---------- DATA LINES

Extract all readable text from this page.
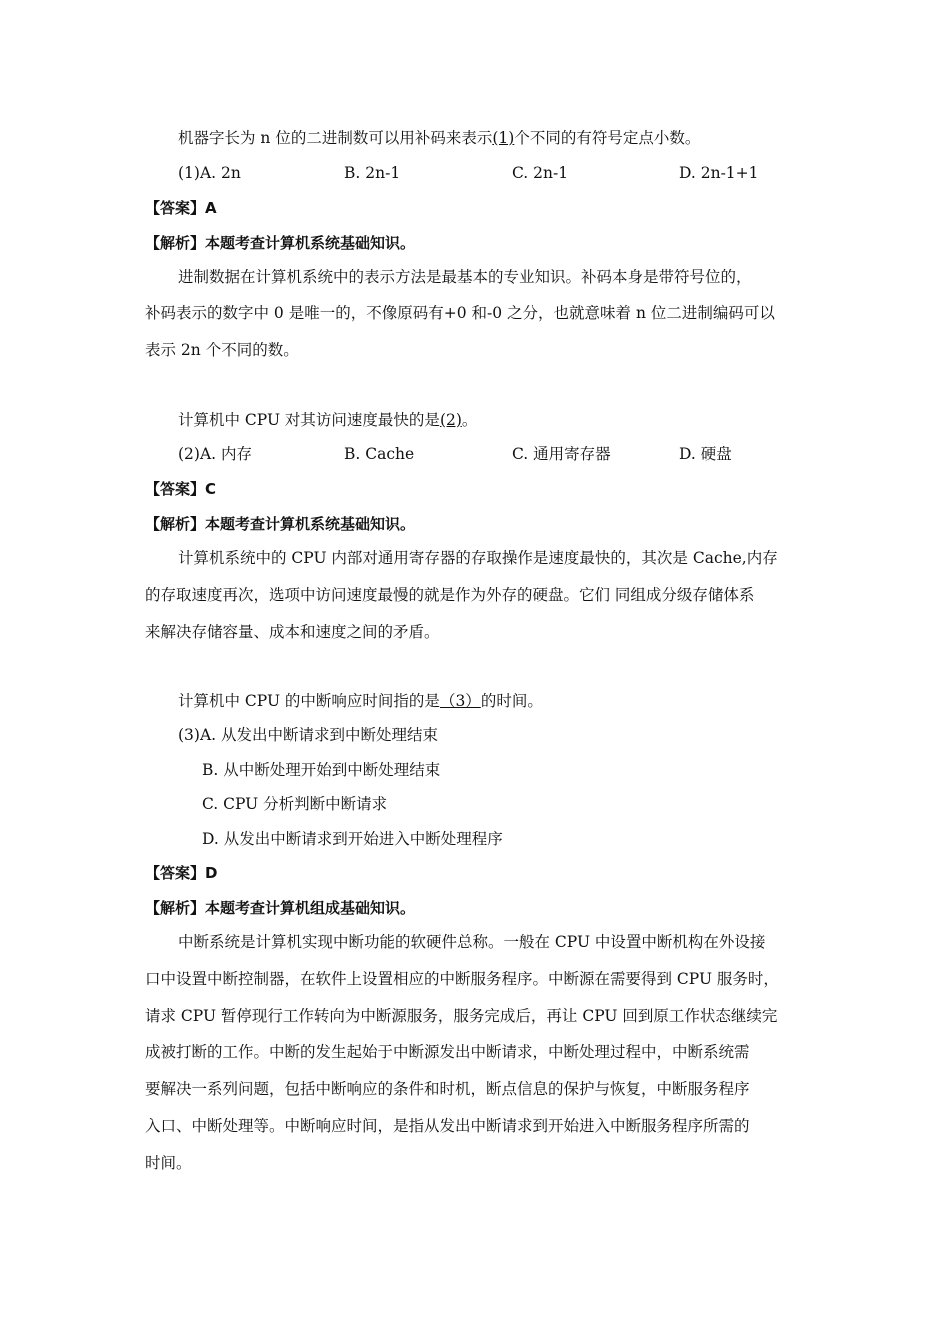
机器字长为 n 位的二进制数可以用补码来表示(1)个不同的有符号定点小数。
(1)A. 2n	B. 2n-1	C. 2n-1	D. 2n-1+1
【答案】A
【解析】本题考查计算机系统基础知识。
进制数据在计算机系统中的表示方法是最基本的专业知识。补码本身是带符号位的，
补码表示的数字中 0 是唯一的，不像原码有+0 和-0 之分，也就意味着 n 位二进制编码可以
表示 2n 个不同的数。
计算机中 CPU 对其访问速度最快的是(2)。
(2)A. 内存	B. Cache	C. 通用寄存器	D. 硬盘
【答案】C
【解析】本题考查计算机系统基础知识。
计算机系统中的 CPU 内部对通用寄存器的存取操作是速度最快的，其次是 Cache,内存
的存取速度再次，选项中访问速度最慢的就是作为外存的硬盘。它们 同组成分级存储体系
来解决存储容量、成本和速度之间的矛盾。
计算机中 CPU 的中断响应时间指的是（3）的时间。
(3)A. 从发出中断请求到中断处理结束
B. 从中断处理开始到中断处理结束
C. CPU 分析判断中断请求
D. 从发出中断请求到开始进入中断处理程序
【答案】D
【解析】本题考查计算机组成基础知识。
中断系统是计算机实现中断功能的软硬件总称。一般在 CPU 中设置中断机构在外设接
口中设置中断控制器，在软件上设置相应的中断服务程序。中断源在需要得到 CPU 服务时，
请求 CPU 暂停现行工作转向为中断源服务，服务完成后，再让 CPU 回到原工作状态继续完
成被打断的工作。中断的发生起始于中断源发出中断请求，中断处理过程中，中断系统需
要解决一系列问题，包括中断响应的条件和时机，断点信息的保护与恢复，中断服务程序
入口、中断处理等。中断响应时间，是指从发出中断请求到开始进入中断服务程序所需的
时间。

--------------------

> **OBJECTIVE**
Extract every line that has the string "计算机中" in it.

> **RESULT OF THIS EXERCISE**
计算机中 CPU 对其访问速度最快的是(2)。
计算机中 CPU 的中断响应时间指的是（3）的时间。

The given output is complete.